**Your goal:**
Select each line of the material below that contains the word "milk".

:: Dataset content

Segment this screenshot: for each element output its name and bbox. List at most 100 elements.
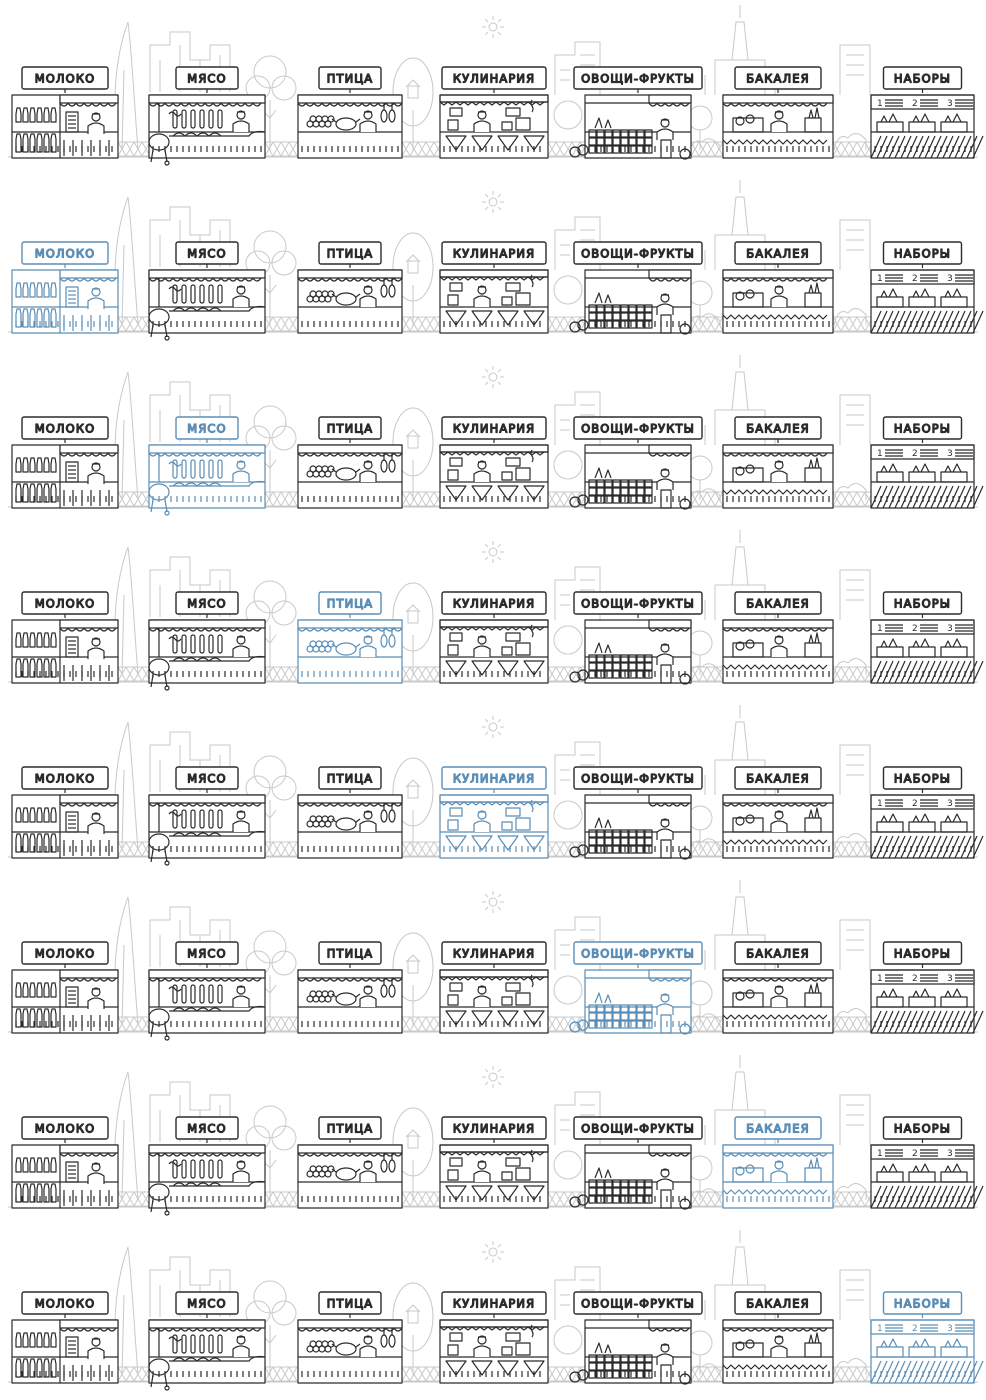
stall-grocery-drawing xyxy=(722,794,834,859)
stall-produce[interactable]: ОВОЩИ-ФРУКТЫ xyxy=(569,66,703,160)
stall-sign: МЯСО xyxy=(175,766,239,793)
stall-grocery[interactable]: БАКАЛЕЯ xyxy=(722,591,834,684)
stall-cookery[interactable]: КУЛИНАРИЯ xyxy=(439,766,549,859)
stall-poultry[interactable]: ПТИЦА xyxy=(297,1291,403,1384)
stall-poultry[interactable]: ПТИЦА xyxy=(297,1116,403,1209)
stall-sets[interactable]: 1 2 3 НАБОРЫ xyxy=(870,241,984,334)
stall-produce[interactable]: ОВОЩИ-ФРУКТЫ xyxy=(569,591,703,685)
stall-sign: НАБОРЫ xyxy=(882,66,963,93)
stall-cookery[interactable]: КУЛИНАРИЯ xyxy=(439,241,549,334)
stall-produce[interactable]: ОВОЩИ-ФРУКТЫ xyxy=(569,1291,703,1385)
stall-sets-drawing: 1 2 3 xyxy=(870,269,984,334)
stall-sign: МЯСО xyxy=(175,1291,239,1318)
stall-sign: КУЛИНАРИЯ xyxy=(441,941,547,968)
stall-grocery[interactable]: БАКАЛЕЯ xyxy=(722,241,834,334)
stall-sets[interactable]: 1 2 3 НАБОРЫ xyxy=(870,1116,984,1209)
stall-sign: ОВОЩИ-ФРУКТЫ xyxy=(573,1116,703,1143)
stall-cookery-drawing xyxy=(439,794,549,859)
stall-sets[interactable]: 1 2 3 НАБОРЫ xyxy=(870,66,984,159)
market-row: МОЛОКО МЯСО ПТИЦА КУЛИНАРИЯ ОВОЩИ-ФРУКТЫ БАКА… xyxy=(0,1050,986,1225)
stall-sets-drawing: 1 2 3 xyxy=(870,794,984,859)
stall-cookery[interactable]: КУЛИНАРИЯ xyxy=(439,416,549,509)
market-row: МОЛОКО МЯСО ПТИЦА КУЛИНАРИЯ ОВОЩИ-ФРУКТЫ БАКА… xyxy=(0,175,986,350)
stall-produce[interactable]: ОВОЩИ-ФРУКТЫ xyxy=(569,941,703,1035)
sun-icon xyxy=(482,366,504,388)
stall-sign-label: НАБОРЫ xyxy=(894,422,951,436)
stall-poultry[interactable]: ПТИЦА xyxy=(297,941,403,1034)
sets-board-number: 2 xyxy=(912,974,918,984)
stall-sign-label: ОВОЩИ-ФРУКТЫ xyxy=(581,1297,695,1311)
sets-board-number: 2 xyxy=(912,799,918,809)
stall-sign-label: БАКАЛЕЯ xyxy=(746,597,809,611)
stall-sign-label: ОВОЩИ-ФРУКТЫ xyxy=(581,72,695,86)
stall-cookery[interactable]: КУЛИНАРИЯ xyxy=(439,591,549,684)
stall-cookery-drawing xyxy=(439,444,549,509)
stall-produce-drawing xyxy=(569,94,692,160)
stall-poultry[interactable]: ПТИЦА xyxy=(297,416,403,509)
stall-meat-drawing xyxy=(148,269,266,341)
stall-milk[interactable]: МОЛОКО xyxy=(11,416,119,509)
stall-sign: БАКАЛЕЯ xyxy=(734,416,822,443)
sets-board-number: 1 xyxy=(877,99,883,109)
stall-sign: МЯСО xyxy=(175,1116,239,1143)
stall-milk[interactable]: МОЛОКО xyxy=(11,1291,119,1384)
stall-sign-label: КУЛИНАРИЯ xyxy=(453,72,535,86)
stall-milk[interactable]: МОЛОКО xyxy=(11,766,119,859)
stall-cookery-drawing xyxy=(439,269,549,334)
stall-sign: НАБОРЫ xyxy=(882,1291,963,1318)
stall-milk[interactable]: МОЛОКО xyxy=(11,591,119,684)
stall-cookery[interactable]: КУЛИНАРИЯ xyxy=(439,66,549,159)
stall-sign: МЯСО xyxy=(175,416,239,443)
stall-sets-drawing: 1 2 3 xyxy=(870,94,984,159)
stall-produce[interactable]: ОВОЩИ-ФРУКТЫ xyxy=(569,1116,703,1210)
stall-produce[interactable]: ОВОЩИ-ФРУКТЫ xyxy=(569,241,703,335)
stall-grocery-drawing xyxy=(722,269,834,334)
stall-sign-label: ПТИЦА xyxy=(327,947,374,961)
stall-grocery-drawing xyxy=(722,444,834,509)
stall-milk[interactable]: МОЛОКО xyxy=(11,1116,119,1209)
stall-sets[interactable]: 1 2 3 НАБОРЫ xyxy=(870,1291,984,1384)
stall-sets[interactable]: 1 2 3 НАБОРЫ xyxy=(870,766,984,859)
stall-poultry-drawing xyxy=(297,1144,403,1209)
stall-grocery[interactable]: БАКАЛЕЯ xyxy=(722,66,834,159)
stall-milk[interactable]: МОЛОКО xyxy=(11,66,119,159)
stall-produce[interactable]: ОВОЩИ-ФРУКТЫ xyxy=(569,766,703,860)
stall-cookery[interactable]: КУЛИНАРИЯ xyxy=(439,941,549,1034)
stall-poultry[interactable]: ПТИЦА xyxy=(297,241,403,334)
stall-milk-drawing xyxy=(11,969,119,1034)
stall-milk[interactable]: МОЛОКО xyxy=(11,241,119,334)
stall-sign-label: БАКАЛЕЯ xyxy=(746,1122,809,1136)
stall-produce[interactable]: ОВОЩИ-ФРУКТЫ xyxy=(569,416,703,510)
stall-sign-label: ПТИЦА xyxy=(327,1122,374,1136)
stall-poultry[interactable]: ПТИЦА xyxy=(297,766,403,859)
stall-sign: НАБОРЫ xyxy=(882,241,963,268)
stall-grocery[interactable]: БАКАЛЕЯ xyxy=(722,766,834,859)
stall-sign: КУЛИНАРИЯ xyxy=(441,766,547,793)
market-row-illustration: МОЛОКО МЯСО ПТИЦА КУЛИНАРИЯ ОВОЩИ-ФРУКТЫ БАКА… xyxy=(8,705,984,866)
stall-sign: ПТИЦА xyxy=(318,766,382,793)
stall-cookery[interactable]: КУЛИНАРИЯ xyxy=(439,1291,549,1384)
sets-board-number: 3 xyxy=(947,449,953,459)
stall-sign: МЯСО xyxy=(175,941,239,968)
stall-grocery[interactable]: БАКАЛЕЯ xyxy=(722,1116,834,1209)
stall-cookery-drawing xyxy=(439,619,549,684)
stall-sign: ПТИЦА xyxy=(318,416,382,443)
stall-poultry[interactable]: ПТИЦА xyxy=(297,591,403,684)
stall-grocery[interactable]: БАКАЛЕЯ xyxy=(722,1291,834,1384)
stall-cookery[interactable]: КУЛИНАРИЯ xyxy=(439,1116,549,1209)
stall-sets[interactable]: 1 2 3 НАБОРЫ xyxy=(870,941,984,1034)
stall-sign: МЯСО xyxy=(175,66,239,93)
stall-grocery[interactable]: БАКАЛЕЯ xyxy=(722,941,834,1034)
stall-milk[interactable]: МОЛОКО xyxy=(11,941,119,1034)
stall-sign: ОВОЩИ-ФРУКТЫ xyxy=(573,766,703,793)
stall-sets[interactable]: 1 2 3 НАБОРЫ xyxy=(870,416,984,509)
stall-sign-label: НАБОРЫ xyxy=(894,772,951,786)
stall-sets[interactable]: 1 2 3 НАБОРЫ xyxy=(870,591,984,684)
stall-poultry-drawing xyxy=(297,1319,403,1384)
market-row-illustration: МОЛОКО МЯСО ПТИЦА КУЛИНАРИЯ ОВОЩИ-ФРУКТЫ БАКА… xyxy=(8,880,984,1041)
sets-board-number: 3 xyxy=(947,274,953,284)
stall-grocery[interactable]: БАКАЛЕЯ xyxy=(722,416,834,509)
stall-sign-label: ОВОЩИ-ФРУКТЫ xyxy=(581,422,695,436)
stall-poultry[interactable]: ПТИЦА xyxy=(297,66,403,159)
stall-sets-drawing: 1 2 3 xyxy=(870,444,984,509)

::::

**Written answer:**
stall-milk[interactable]: МОЛОКО xyxy=(11,416,119,509)
stall-milk[interactable]: МОЛОКО xyxy=(11,1291,119,1384)
stall-milk[interactable]: МОЛОКО xyxy=(11,766,119,859)
stall-milk[interactable]: МОЛОКО xyxy=(11,591,119,684)
stall-milk[interactable]: МОЛОКО xyxy=(11,1116,119,1209)
stall-milk[interactable]: МОЛОКО xyxy=(11,66,119,159)
stall-milk-drawing xyxy=(11,969,119,1034)
stall-milk[interactable]: МОЛОКО xyxy=(11,241,119,334)
stall-milk[interactable]: МОЛОКО xyxy=(11,941,119,1034)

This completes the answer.